**Problem:** Write the material out again exactly as it stands.

[Structured figure records]

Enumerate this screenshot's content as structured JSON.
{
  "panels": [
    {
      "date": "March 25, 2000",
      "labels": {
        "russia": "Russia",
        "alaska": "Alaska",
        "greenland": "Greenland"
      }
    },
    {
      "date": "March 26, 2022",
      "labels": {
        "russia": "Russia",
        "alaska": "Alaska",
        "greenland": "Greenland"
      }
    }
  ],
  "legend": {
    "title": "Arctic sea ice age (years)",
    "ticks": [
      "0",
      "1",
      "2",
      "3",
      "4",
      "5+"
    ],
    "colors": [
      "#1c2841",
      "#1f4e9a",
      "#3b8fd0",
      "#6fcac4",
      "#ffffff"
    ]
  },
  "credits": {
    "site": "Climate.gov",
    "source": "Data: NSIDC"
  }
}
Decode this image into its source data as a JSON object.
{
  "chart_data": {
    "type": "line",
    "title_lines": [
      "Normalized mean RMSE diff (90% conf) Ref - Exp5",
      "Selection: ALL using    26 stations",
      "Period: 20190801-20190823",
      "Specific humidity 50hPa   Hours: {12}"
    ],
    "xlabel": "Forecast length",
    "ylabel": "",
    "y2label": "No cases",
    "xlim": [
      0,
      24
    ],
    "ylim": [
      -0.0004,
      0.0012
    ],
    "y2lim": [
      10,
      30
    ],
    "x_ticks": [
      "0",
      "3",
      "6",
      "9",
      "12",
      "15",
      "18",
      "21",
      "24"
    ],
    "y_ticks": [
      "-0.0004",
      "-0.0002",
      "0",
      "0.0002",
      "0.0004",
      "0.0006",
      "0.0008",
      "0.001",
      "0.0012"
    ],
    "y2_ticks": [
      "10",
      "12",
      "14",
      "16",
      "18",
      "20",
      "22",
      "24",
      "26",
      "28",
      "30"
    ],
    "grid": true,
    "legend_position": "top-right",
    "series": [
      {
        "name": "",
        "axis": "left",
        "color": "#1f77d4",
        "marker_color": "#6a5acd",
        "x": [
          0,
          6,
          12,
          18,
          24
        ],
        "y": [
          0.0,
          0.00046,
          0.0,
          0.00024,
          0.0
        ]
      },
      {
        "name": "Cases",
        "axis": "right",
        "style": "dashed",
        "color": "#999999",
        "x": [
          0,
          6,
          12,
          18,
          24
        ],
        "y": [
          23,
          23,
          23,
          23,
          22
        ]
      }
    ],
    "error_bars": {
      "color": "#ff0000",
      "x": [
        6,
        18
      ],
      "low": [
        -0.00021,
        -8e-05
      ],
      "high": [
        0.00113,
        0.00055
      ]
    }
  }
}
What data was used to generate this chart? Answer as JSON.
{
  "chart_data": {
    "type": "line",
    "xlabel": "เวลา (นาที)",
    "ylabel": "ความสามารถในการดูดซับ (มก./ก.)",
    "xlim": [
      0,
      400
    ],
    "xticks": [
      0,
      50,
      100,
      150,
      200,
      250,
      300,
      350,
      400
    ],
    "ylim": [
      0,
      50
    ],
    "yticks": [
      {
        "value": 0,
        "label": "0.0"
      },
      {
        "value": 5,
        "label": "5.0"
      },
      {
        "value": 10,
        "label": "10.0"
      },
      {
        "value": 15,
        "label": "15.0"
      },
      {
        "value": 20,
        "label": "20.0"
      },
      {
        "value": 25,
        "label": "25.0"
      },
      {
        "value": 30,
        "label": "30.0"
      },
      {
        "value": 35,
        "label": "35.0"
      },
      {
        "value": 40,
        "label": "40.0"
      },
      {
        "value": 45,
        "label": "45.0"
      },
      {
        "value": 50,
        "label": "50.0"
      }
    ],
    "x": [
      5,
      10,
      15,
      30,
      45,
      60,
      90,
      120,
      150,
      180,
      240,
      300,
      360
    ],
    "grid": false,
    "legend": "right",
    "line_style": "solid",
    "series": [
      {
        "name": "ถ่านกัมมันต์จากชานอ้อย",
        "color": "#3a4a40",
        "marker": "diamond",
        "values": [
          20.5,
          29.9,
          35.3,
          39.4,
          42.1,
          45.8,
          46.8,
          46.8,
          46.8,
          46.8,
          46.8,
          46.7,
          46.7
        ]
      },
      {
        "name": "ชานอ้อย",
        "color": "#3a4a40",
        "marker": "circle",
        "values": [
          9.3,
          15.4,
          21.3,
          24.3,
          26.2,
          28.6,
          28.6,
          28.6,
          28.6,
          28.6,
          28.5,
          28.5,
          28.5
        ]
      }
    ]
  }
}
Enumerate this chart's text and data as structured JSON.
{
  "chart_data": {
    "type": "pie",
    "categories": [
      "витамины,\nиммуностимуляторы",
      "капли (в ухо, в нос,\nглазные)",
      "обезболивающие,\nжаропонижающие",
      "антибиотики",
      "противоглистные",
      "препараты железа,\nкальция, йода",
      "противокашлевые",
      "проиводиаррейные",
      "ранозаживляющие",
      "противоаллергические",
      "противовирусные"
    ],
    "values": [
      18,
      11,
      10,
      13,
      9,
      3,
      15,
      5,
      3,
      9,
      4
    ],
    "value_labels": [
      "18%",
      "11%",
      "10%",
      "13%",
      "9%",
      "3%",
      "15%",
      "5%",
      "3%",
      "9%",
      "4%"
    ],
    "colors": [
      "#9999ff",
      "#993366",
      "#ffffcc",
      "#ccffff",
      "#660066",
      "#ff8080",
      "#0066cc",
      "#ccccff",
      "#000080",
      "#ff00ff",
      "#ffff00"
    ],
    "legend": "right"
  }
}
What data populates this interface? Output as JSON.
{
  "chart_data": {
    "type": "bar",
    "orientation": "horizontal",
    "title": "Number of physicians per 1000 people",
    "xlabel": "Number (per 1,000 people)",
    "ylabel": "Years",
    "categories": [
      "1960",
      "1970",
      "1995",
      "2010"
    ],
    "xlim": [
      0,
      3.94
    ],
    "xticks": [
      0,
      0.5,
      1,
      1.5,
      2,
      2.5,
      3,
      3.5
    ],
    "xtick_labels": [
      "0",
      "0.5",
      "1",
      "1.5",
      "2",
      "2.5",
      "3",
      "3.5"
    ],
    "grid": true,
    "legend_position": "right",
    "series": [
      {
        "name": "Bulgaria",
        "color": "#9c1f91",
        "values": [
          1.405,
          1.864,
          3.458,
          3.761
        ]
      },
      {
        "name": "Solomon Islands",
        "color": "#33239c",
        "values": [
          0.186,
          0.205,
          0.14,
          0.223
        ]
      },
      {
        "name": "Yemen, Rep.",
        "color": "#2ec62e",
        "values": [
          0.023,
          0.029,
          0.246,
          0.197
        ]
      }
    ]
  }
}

**Response for this exercise:**
Enumerate this screenshot's content as structured JSON.
{
  "panels": [
    {
      "date": "March 25, 2000",
      "labels": {
        "russia": "Russia",
        "alaska": "Alaska",
        "greenland": "Greenland"
      }
    },
    {
      "date": "March 26, 2022",
      "labels": {
        "russia": "Russia",
        "alaska": "Alaska",
        "greenland": "Greenland"
      }
    }
  ],
  "legend": {
    "title": "Arctic sea ice age (years)",
    "ticks": [
      "0",
      "1",
      "2",
      "3",
      "4",
      "5+"
    ],
    "colors": [
      "#1c2841",
      "#1f4e9a",
      "#3b8fd0",
      "#6fcac4",
      "#ffffff"
    ]
  },
  "credits": {
    "site": "Climate.gov",
    "source": "Data: NSIDC"
  }
}
Decode this image into its source data as a JSON object.
{
  "chart_data": {
    "type": "line",
    "title_lines": [
      "Normalized mean RMSE diff (90% conf) Ref - Exp5",
      "Selection: ALL using    26 stations",
      "Period: 20190801-20190823",
      "Specific humidity 50hPa   Hours: {12}"
    ],
    "xlabel": "Forecast length",
    "ylabel": "",
    "y2label": "No cases",
    "xlim": [
      0,
      24
    ],
    "ylim": [
      -0.0004,
      0.0012
    ],
    "y2lim": [
      10,
      30
    ],
    "x_ticks": [
      "0",
      "3",
      "6",
      "9",
      "12",
      "15",
      "18",
      "21",
      "24"
    ],
    "y_ticks": [
      "-0.0004",
      "-0.0002",
      "0",
      "0.0002",
      "0.0004",
      "0.0006",
      "0.0008",
      "0.001",
      "0.0012"
    ],
    "y2_ticks": [
      "10",
      "12",
      "14",
      "16",
      "18",
      "20",
      "22",
      "24",
      "26",
      "28",
      "30"
    ],
    "grid": true,
    "legend_position": "top-right",
    "series": [
      {
        "name": "",
        "axis": "left",
        "color": "#1f77d4",
        "marker_color": "#6a5acd",
        "x": [
          0,
          6,
          12,
          18,
          24
        ],
        "y": [
          0.0,
          0.00046,
          0.0,
          0.00024,
          0.0
        ]
      },
      {
        "name": "Cases",
        "axis": "right",
        "style": "dashed",
        "color": "#999999",
        "x": [
          0,
          6,
          12,
          18,
          24
        ],
        "y": [
          23,
          23,
          23,
          23,
          22
        ]
      }
    ],
    "error_bars": {
      "color": "#ff0000",
      "x": [
        6,
        18
      ],
      "low": [
        -0.00021,
        -8e-05
      ],
      "high": [
        0.00113,
        0.00055
      ]
    }
  }
}
What data was used to generate this chart? Answer as JSON.
{
  "chart_data": {
    "type": "line",
    "xlabel": "เวลา (นาที)",
    "ylabel": "ความสามารถในการดูดซับ (มก./ก.)",
    "xlim": [
      0,
      400
    ],
    "xticks": [
      0,
      50,
      100,
      150,
      200,
      250,
      300,
      350,
      400
    ],
    "ylim": [
      0,
      50
    ],
    "yticks": [
      {
        "value": 0,
        "label": "0.0"
      },
      {
        "value": 5,
        "label": "5.0"
      },
      {
        "value": 10,
        "label": "10.0"
      },
      {
        "value": 15,
        "label": "15.0"
      },
      {
        "value": 20,
        "label": "20.0"
      },
      {
        "value": 25,
        "label": "25.0"
      },
      {
        "value": 30,
        "label": "30.0"
      },
      {
        "value": 35,
        "label": "35.0"
      },
      {
        "value": 40,
        "label": "40.0"
      },
      {
        "value": 45,
        "label": "45.0"
      },
      {
        "value": 50,
        "label": "50.0"
      }
    ],
    "x": [
      5,
      10,
      15,
      30,
      45,
      60,
      90,
      120,
      150,
      180,
      240,
      300,
      360
    ],
    "grid": false,
    "legend": "right",
    "line_style": "solid",
    "series": [
      {
        "name": "ถ่านกัมมันต์จากชานอ้อย",
        "color": "#3a4a40",
        "marker": "diamond",
        "values": [
          20.5,
          29.9,
          35.3,
          39.4,
          42.1,
          45.8,
          46.8,
          46.8,
          46.8,
          46.8,
          46.8,
          46.7,
          46.7
        ]
      },
      {
        "name": "ชานอ้อย",
        "color": "#3a4a40",
        "marker": "circle",
        "values": [
          9.3,
          15.4,
          21.3,
          24.3,
          26.2,
          28.6,
          28.6,
          28.6,
          28.6,
          28.6,
          28.5,
          28.5,
          28.5
        ]
      }
    ]
  }
}
Enumerate this chart's text and data as structured JSON.
{
  "chart_data": {
    "type": "pie",
    "categories": [
      "витамины,\nиммуностимуляторы",
      "капли (в ухо, в нос,\nглазные)",
      "обезболивающие,\nжаропонижающие",
      "антибиотики",
      "противоглистные",
      "препараты железа,\nкальция, йода",
      "противокашлевые",
      "проиводиаррейные",
      "ранозаживляющие",
      "противоаллергические",
      "противовирусные"
    ],
    "values": [
      18,
      11,
      10,
      13,
      9,
      3,
      15,
      5,
      3,
      9,
      4
    ],
    "value_labels": [
      "18%",
      "11%",
      "10%",
      "13%",
      "9%",
      "3%",
      "15%",
      "5%",
      "3%",
      "9%",
      "4%"
    ],
    "colors": [
      "#9999ff",
      "#993366",
      "#ffffcc",
      "#ccffff",
      "#660066",
      "#ff8080",
      "#0066cc",
      "#ccccff",
      "#000080",
      "#ff00ff",
      "#ffff00"
    ],
    "legend": "right"
  }
}
What data populates this interface? Output as JSON.
{
  "chart_data": {
    "type": "bar",
    "orientation": "horizontal",
    "title": "Number of physicians per 1000 people",
    "xlabel": "Number (per 1,000 people)",
    "ylabel": "Years",
    "categories": [
      "1960",
      "1970",
      "1995",
      "2010"
    ],
    "xlim": [
      0,
      3.94
    ],
    "xticks": [
      0,
      0.5,
      1,
      1.5,
      2,
      2.5,
      3,
      3.5
    ],
    "xtick_labels": [
      "0",
      "0.5",
      "1",
      "1.5",
      "2",
      "2.5",
      "3",
      "3.5"
    ],
    "grid": true,
    "legend_position": "right",
    "series": [
      {
        "name": "Bulgaria",
        "color": "#9c1f91",
        "values": [
          1.405,
          1.864,
          3.458,
          3.761
        ]
      },
      {
        "name": "Solomon Islands",
        "color": "#33239c",
        "values": [
          0.186,
          0.205,
          0.14,
          0.223
        ]
      },
      {
        "name": "Yemen, Rep.",
        "color": "#2ec62e",
        "values": [
          0.023,
          0.029,
          0.246,
          0.197
        ]
      }
    ]
  }
}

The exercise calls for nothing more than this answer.